*GOAL:* Whenever a line contains the string "Γυναίκες", copy it out of the entries.

Data entries:
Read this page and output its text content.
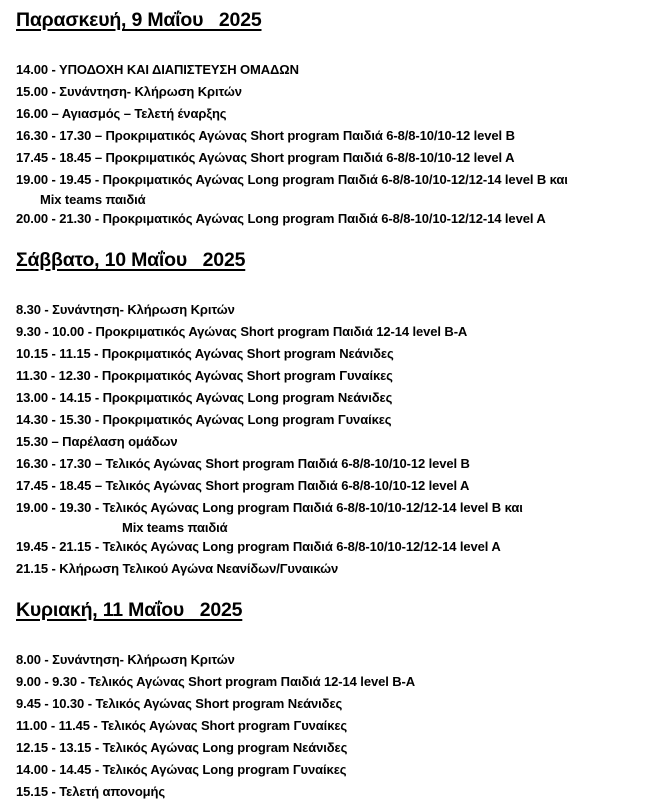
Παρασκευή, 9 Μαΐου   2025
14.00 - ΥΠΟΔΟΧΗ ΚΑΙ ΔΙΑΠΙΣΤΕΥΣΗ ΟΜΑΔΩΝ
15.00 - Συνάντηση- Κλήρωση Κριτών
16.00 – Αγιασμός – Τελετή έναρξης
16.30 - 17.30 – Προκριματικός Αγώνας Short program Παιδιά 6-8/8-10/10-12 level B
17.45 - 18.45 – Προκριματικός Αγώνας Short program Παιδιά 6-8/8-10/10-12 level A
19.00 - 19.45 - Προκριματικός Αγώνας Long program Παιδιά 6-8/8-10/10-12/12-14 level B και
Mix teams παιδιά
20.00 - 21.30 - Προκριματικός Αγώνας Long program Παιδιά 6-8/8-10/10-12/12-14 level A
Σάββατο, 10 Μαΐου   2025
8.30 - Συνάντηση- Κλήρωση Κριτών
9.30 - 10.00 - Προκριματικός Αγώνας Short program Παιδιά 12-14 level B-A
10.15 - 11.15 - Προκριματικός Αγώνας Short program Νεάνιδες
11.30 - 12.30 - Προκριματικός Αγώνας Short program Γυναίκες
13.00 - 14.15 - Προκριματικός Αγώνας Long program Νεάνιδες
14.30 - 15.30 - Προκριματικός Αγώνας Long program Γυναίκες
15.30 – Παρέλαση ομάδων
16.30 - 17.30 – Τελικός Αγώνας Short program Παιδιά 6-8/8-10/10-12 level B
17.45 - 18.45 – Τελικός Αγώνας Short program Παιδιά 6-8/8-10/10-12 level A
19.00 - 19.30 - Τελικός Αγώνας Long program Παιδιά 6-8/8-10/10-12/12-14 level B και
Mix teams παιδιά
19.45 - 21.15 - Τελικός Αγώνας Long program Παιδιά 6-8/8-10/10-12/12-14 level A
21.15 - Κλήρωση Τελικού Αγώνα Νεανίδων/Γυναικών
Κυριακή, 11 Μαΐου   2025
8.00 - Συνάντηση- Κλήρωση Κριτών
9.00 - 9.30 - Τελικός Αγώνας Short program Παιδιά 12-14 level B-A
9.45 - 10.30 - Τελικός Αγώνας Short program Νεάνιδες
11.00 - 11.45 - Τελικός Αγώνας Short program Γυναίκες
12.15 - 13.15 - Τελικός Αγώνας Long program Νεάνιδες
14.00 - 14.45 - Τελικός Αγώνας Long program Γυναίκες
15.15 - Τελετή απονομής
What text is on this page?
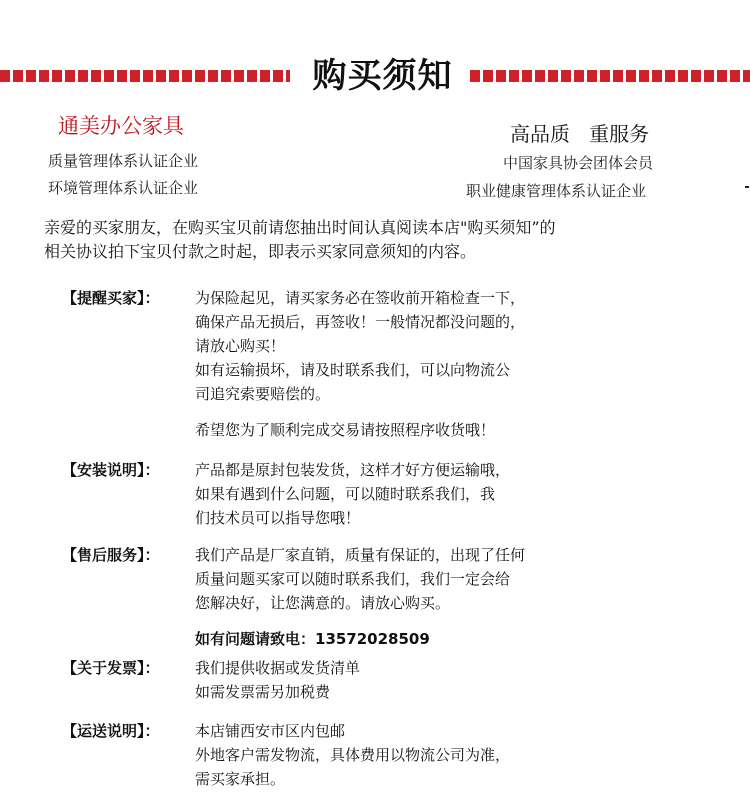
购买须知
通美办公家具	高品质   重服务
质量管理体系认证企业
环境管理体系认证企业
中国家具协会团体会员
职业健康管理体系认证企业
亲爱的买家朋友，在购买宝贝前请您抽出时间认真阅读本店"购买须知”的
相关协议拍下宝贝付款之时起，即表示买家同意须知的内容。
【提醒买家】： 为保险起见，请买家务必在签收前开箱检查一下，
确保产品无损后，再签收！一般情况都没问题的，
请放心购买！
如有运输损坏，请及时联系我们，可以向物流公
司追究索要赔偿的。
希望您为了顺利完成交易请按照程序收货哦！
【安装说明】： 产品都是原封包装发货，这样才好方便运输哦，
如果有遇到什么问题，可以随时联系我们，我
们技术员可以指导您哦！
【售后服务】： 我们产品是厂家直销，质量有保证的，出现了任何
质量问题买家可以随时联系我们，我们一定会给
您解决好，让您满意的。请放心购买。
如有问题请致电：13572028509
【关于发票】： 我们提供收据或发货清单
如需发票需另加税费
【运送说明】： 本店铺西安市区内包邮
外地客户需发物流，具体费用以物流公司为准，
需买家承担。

* * *

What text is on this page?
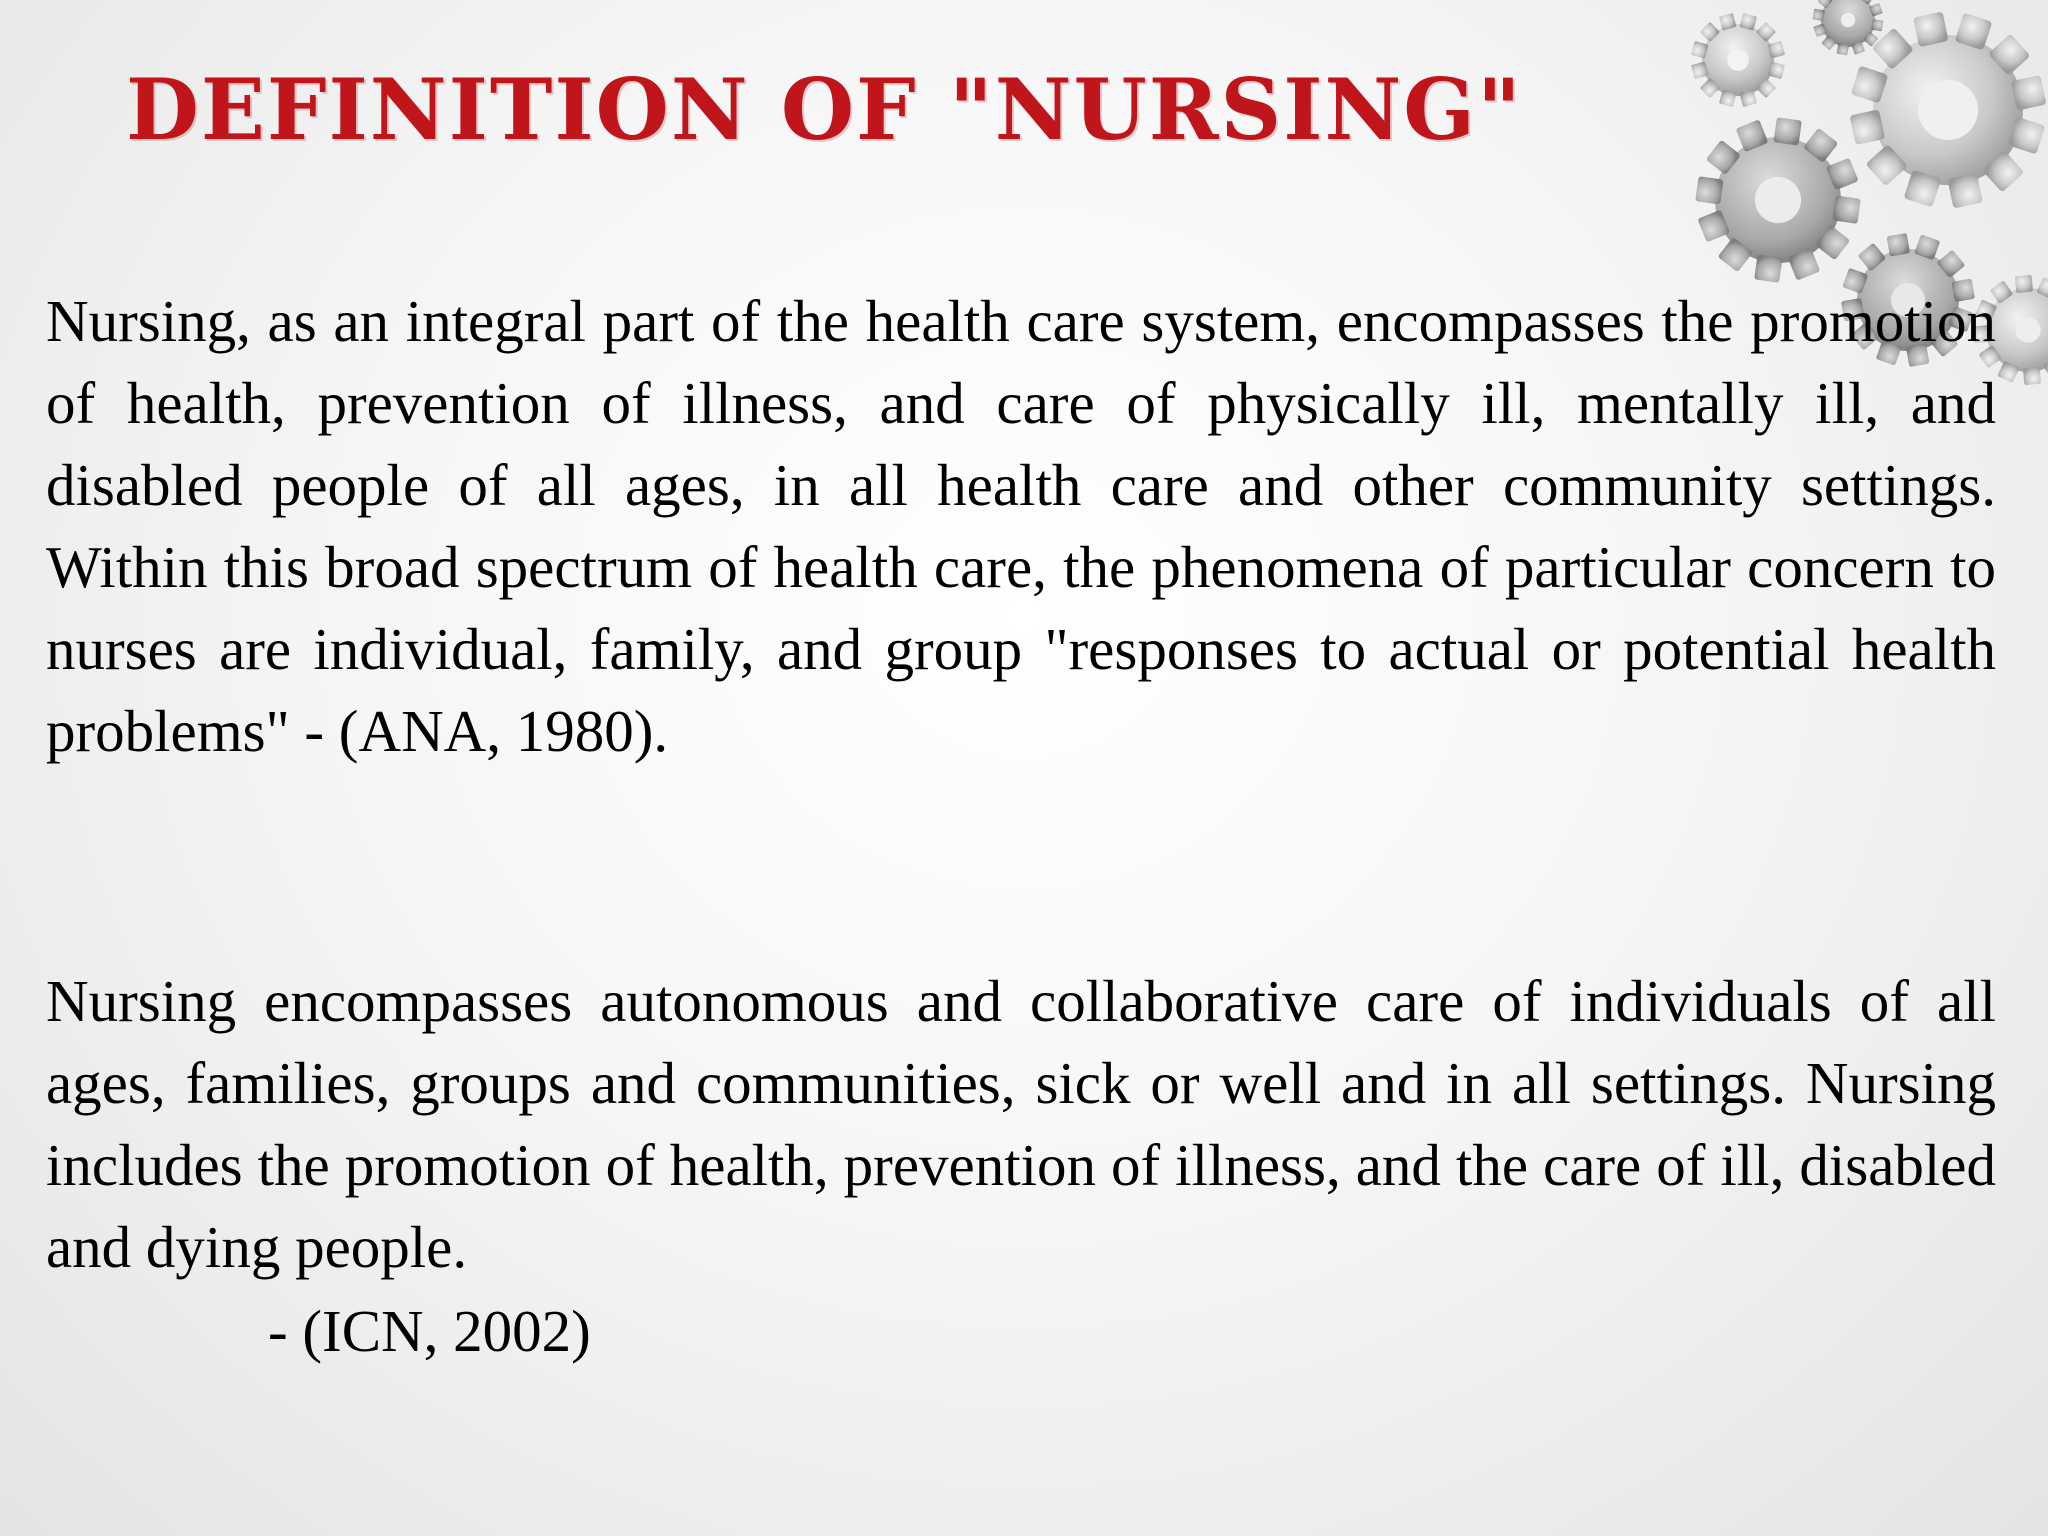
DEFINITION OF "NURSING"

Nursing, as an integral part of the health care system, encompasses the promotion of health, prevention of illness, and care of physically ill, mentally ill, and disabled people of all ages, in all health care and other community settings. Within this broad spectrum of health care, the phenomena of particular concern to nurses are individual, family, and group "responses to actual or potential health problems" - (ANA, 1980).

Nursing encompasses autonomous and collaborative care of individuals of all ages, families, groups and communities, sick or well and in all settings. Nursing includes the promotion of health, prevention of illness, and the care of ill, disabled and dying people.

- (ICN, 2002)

*RESPONSE:*
11.30 - 12.30 - Προκριματικός Αγώνας Short program Γυναίκες
14.30 - 15.30 - Προκριματικός Αγώνας Long program Γυναίκες
11.00 - 11.45 - Τελικός Αγώνας Short program Γυναίκες
14.00 - 14.45 - Τελικός Αγώνας Long program Γυναίκες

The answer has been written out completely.